** Begin Given entries **

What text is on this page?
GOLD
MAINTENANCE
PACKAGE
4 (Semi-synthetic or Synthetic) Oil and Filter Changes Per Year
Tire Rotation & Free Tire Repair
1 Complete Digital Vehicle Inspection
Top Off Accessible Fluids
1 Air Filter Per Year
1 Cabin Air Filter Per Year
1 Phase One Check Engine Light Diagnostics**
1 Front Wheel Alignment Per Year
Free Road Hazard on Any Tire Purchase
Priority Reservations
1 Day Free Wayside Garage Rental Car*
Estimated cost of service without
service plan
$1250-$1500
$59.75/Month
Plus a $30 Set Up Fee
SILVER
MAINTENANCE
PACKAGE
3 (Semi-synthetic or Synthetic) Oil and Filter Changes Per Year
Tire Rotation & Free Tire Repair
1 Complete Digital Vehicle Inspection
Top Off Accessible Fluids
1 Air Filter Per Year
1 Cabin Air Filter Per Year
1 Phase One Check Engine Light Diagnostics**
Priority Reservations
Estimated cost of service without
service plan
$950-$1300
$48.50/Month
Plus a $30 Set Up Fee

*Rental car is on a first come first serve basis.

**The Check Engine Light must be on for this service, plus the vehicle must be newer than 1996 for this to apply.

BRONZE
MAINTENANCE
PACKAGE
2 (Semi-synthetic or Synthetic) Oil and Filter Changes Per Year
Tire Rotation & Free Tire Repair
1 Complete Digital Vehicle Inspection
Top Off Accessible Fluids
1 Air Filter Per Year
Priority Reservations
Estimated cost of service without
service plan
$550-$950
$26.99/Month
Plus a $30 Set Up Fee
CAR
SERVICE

** End Given entries **

The task: Reproduce every line of the data verbatim.

Exercise solution:
What text is on this page?
GOLD
MAINTENANCE
PACKAGE
4 (Semi-synthetic or Synthetic) Oil and Filter Changes Per Year
Tire Rotation & Free Tire Repair
1 Complete Digital Vehicle Inspection
Top Off Accessible Fluids
1 Air Filter Per Year
1 Cabin Air Filter Per Year
1 Phase One Check Engine Light Diagnostics**
1 Front Wheel Alignment Per Year
Free Road Hazard on Any Tire Purchase
Priority Reservations
1 Day Free Wayside Garage Rental Car*
Estimated cost of service without
service plan
$1250-$1500
$59.75/Month
Plus a $30 Set Up Fee
SILVER
MAINTENANCE
PACKAGE
3 (Semi-synthetic or Synthetic) Oil and Filter Changes Per Year
Tire Rotation & Free Tire Repair
1 Complete Digital Vehicle Inspection
Top Off Accessible Fluids
1 Air Filter Per Year
1 Cabin Air Filter Per Year
1 Phase One Check Engine Light Diagnostics**
Priority Reservations
Estimated cost of service without
service plan
$950-$1300
$48.50/Month
Plus a $30 Set Up Fee

*Rental car is on a first come first serve basis.

**The Check Engine Light must be on for this service, plus the vehicle must be newer than 1996 for this to apply.

BRONZE
MAINTENANCE
PACKAGE
2 (Semi-synthetic or Synthetic) Oil and Filter Changes Per Year
Tire Rotation & Free Tire Repair
1 Complete Digital Vehicle Inspection
Top Off Accessible Fluids
1 Air Filter Per Year
Priority Reservations
Estimated cost of service without
service plan
$550-$950
$26.99/Month
Plus a $30 Set Up Fee
CAR
SERVICE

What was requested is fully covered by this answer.